**Task description**.
Select the lines that contain "name" and copy each of them.

+===+

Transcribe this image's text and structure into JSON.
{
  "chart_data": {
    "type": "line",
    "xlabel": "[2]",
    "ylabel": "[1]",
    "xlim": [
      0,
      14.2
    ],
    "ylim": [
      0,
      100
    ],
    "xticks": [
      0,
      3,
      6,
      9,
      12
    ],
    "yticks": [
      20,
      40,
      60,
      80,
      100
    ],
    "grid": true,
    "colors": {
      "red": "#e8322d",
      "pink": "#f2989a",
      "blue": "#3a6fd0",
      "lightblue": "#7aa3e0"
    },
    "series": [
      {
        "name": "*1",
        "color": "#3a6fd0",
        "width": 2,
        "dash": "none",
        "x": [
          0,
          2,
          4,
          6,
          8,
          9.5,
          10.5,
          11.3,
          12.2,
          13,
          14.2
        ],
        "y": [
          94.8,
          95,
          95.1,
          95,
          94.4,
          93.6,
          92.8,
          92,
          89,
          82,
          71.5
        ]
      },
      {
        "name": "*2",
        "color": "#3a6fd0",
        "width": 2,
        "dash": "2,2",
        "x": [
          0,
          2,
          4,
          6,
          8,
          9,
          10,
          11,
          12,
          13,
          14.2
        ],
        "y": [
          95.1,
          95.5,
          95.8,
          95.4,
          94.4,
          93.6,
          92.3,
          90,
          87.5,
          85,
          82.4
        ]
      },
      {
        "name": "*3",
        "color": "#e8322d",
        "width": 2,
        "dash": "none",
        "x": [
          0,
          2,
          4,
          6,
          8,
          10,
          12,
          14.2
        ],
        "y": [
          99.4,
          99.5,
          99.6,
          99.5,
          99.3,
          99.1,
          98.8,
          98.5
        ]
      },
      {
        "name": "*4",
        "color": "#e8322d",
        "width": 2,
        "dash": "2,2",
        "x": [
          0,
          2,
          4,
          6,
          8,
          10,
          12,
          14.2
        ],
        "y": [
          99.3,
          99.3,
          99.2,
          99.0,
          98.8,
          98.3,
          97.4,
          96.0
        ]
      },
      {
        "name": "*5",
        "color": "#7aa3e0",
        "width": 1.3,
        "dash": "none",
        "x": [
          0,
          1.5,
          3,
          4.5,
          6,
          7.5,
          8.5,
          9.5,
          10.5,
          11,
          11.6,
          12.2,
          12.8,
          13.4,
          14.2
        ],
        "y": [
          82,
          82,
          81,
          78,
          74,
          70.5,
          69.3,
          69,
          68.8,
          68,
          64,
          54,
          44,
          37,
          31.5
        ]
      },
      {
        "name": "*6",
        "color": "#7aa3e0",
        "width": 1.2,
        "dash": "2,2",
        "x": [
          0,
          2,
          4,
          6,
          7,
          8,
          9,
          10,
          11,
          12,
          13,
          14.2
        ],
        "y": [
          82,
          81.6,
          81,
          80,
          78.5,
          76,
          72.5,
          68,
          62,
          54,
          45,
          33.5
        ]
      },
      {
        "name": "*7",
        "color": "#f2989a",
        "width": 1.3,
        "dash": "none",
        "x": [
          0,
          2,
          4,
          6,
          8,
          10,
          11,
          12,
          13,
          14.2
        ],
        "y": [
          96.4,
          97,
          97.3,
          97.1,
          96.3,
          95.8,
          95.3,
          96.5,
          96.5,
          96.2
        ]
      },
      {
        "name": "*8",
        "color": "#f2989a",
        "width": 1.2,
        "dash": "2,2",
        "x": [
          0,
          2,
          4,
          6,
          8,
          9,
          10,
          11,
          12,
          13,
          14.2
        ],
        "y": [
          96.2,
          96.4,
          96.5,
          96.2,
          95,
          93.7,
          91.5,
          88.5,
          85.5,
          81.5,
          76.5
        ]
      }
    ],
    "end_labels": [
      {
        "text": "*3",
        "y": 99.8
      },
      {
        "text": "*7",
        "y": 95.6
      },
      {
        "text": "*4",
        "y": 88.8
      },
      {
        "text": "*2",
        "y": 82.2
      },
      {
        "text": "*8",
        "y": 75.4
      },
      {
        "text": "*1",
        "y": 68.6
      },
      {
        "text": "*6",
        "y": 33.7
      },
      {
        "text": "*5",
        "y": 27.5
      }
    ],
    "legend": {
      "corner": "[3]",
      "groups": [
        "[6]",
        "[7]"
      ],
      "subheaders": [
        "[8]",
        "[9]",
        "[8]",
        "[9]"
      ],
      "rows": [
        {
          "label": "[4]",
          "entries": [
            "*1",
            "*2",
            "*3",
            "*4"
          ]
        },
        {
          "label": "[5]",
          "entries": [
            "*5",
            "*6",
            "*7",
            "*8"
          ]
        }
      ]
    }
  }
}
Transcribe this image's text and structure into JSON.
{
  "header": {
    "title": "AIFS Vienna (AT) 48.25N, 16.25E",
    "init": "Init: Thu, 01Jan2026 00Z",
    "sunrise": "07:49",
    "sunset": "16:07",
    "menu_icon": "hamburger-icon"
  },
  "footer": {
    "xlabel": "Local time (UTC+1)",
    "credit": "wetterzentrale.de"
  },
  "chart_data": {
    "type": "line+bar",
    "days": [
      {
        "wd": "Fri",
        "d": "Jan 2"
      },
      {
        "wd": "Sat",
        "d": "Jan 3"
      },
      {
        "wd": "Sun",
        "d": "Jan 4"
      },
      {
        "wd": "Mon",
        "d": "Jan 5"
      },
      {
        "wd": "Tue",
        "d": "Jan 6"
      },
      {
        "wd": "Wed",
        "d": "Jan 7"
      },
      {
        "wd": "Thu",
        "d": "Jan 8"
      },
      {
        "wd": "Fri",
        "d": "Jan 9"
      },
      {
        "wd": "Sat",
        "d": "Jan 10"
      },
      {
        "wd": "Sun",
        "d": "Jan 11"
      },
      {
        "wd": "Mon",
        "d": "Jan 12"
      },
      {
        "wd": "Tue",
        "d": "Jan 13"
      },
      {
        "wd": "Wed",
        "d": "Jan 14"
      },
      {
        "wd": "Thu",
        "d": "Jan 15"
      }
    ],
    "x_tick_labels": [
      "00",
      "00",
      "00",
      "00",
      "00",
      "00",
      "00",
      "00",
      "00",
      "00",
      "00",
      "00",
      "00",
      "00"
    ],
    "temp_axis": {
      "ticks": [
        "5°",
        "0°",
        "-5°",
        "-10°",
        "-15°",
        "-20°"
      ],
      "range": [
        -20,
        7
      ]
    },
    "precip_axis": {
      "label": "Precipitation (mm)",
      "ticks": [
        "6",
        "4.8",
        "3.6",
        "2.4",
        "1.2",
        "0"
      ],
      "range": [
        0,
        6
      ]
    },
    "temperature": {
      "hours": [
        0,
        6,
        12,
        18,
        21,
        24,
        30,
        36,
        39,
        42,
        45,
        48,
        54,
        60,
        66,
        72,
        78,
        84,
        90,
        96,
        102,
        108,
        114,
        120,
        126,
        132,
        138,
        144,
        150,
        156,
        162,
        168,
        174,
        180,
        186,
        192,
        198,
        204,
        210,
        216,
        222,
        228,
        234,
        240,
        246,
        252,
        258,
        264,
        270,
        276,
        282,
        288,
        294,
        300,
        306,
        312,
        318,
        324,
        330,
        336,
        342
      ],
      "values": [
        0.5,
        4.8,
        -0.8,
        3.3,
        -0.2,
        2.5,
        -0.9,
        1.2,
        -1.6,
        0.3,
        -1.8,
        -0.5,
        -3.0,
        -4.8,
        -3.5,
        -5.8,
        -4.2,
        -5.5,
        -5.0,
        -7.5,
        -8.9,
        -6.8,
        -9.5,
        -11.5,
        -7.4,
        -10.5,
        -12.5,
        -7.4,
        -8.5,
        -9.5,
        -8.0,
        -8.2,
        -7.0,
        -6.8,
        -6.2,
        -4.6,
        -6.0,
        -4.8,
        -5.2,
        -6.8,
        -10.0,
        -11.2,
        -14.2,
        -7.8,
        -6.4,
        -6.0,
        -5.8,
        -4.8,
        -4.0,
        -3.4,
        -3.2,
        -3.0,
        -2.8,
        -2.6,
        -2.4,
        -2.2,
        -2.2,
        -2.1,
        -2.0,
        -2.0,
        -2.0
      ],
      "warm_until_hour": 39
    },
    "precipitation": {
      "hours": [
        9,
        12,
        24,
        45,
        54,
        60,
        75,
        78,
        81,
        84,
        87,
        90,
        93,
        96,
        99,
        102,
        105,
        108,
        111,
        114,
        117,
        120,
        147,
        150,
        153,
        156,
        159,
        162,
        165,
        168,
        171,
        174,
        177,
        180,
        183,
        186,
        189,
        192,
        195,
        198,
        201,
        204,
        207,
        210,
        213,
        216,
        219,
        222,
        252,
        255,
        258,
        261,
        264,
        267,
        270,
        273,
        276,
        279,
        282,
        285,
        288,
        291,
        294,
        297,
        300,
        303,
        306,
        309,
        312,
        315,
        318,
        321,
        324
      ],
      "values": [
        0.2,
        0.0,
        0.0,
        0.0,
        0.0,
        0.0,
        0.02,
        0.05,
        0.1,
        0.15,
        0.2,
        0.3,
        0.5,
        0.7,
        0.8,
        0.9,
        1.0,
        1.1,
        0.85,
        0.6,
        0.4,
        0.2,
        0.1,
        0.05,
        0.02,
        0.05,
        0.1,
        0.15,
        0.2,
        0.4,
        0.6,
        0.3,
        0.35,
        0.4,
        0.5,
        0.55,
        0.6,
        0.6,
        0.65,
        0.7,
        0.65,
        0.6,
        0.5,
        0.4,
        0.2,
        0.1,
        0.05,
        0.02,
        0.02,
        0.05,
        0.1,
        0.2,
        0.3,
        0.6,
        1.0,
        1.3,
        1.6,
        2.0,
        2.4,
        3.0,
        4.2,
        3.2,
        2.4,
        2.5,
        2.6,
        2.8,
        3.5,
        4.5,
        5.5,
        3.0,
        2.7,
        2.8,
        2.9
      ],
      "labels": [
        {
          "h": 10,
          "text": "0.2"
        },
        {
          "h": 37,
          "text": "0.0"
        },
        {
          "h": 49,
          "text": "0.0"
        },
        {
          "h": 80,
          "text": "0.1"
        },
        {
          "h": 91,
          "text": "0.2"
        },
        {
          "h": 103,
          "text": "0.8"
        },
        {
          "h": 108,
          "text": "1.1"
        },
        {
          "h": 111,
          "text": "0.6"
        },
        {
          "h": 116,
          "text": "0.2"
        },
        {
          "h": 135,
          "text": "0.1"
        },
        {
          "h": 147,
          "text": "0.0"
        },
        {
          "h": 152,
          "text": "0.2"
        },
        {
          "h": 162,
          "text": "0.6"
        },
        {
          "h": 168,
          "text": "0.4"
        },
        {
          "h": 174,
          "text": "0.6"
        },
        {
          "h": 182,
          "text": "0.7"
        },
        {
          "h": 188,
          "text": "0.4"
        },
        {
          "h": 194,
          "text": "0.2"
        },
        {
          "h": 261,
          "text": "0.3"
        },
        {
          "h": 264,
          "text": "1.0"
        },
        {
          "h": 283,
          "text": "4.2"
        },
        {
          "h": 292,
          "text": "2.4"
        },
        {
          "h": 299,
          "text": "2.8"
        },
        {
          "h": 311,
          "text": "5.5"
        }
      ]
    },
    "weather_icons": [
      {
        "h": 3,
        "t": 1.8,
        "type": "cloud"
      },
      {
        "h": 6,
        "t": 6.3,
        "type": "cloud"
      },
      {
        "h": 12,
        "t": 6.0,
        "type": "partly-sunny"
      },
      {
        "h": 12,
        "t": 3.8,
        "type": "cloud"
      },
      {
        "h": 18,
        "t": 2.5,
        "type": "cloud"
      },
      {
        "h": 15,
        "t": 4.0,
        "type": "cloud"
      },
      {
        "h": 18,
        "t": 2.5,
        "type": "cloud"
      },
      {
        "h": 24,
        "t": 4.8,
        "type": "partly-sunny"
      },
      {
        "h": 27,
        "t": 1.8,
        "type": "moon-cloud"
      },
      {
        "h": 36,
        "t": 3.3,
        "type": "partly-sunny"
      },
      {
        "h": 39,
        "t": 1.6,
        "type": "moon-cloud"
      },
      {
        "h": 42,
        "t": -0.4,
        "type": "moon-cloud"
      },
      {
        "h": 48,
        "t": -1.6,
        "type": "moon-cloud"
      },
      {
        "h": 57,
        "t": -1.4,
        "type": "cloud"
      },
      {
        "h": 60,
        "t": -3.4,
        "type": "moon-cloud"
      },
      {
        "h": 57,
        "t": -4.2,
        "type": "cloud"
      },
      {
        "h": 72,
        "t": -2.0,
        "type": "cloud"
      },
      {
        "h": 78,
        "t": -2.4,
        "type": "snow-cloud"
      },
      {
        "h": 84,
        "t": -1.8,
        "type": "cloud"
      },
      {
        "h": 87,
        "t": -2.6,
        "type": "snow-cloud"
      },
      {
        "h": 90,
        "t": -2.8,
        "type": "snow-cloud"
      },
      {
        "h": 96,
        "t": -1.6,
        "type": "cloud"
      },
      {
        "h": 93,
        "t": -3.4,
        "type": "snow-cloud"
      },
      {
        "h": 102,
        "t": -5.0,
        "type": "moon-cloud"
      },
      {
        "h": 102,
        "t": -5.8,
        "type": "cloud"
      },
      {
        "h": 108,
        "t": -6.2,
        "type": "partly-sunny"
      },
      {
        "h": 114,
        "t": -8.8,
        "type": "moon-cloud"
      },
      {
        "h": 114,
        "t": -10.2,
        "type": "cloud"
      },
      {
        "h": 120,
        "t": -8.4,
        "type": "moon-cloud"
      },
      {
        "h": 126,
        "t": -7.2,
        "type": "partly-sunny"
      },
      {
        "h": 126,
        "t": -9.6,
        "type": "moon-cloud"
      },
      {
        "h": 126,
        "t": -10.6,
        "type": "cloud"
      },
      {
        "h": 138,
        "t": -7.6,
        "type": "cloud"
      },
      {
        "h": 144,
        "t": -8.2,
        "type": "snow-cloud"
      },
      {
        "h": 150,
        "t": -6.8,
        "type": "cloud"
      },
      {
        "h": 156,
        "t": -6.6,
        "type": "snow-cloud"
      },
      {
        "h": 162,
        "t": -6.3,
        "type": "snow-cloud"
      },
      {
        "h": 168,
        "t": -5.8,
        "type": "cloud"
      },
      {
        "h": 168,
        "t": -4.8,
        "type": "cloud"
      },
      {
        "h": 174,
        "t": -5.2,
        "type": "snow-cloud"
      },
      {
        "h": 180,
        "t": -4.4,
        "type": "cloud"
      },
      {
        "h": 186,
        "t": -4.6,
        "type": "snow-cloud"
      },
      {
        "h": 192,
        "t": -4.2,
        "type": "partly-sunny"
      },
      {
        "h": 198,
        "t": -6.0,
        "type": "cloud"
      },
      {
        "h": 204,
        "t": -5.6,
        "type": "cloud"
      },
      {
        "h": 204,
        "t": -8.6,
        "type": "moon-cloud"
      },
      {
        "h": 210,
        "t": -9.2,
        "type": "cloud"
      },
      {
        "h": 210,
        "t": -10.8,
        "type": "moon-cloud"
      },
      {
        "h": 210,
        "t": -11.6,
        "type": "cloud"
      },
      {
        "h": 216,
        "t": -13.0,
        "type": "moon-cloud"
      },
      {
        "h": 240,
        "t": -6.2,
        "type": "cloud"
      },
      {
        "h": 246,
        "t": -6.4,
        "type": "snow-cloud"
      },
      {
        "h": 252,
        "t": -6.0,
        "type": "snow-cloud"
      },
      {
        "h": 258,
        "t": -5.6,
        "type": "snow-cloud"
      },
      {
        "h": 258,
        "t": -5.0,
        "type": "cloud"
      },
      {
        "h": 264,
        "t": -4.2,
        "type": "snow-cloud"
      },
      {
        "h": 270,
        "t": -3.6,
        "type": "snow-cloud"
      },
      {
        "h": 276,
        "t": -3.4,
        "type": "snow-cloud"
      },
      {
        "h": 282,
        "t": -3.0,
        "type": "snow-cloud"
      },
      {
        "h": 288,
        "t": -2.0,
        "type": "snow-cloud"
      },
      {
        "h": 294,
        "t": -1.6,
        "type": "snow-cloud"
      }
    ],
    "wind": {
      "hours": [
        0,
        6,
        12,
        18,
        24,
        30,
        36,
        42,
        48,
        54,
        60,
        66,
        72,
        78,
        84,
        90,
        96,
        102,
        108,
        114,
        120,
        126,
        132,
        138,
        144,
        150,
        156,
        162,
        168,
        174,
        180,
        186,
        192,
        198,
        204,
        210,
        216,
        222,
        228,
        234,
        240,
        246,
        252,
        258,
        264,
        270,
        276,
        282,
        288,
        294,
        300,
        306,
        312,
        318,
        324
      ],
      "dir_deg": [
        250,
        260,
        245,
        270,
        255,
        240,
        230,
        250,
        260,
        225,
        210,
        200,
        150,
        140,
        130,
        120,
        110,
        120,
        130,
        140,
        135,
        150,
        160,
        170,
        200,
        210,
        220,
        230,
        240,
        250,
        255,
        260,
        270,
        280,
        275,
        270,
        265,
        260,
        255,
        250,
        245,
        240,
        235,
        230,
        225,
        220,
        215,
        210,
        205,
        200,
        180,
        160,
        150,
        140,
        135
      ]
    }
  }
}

+===+

**Result**.
        "name": "*1",
        "name": "*2",
        "name": "*3",
        "name": "*4",
        "name": "*5",
        "name": "*6",
        "name": "*7",
        "name": "*8",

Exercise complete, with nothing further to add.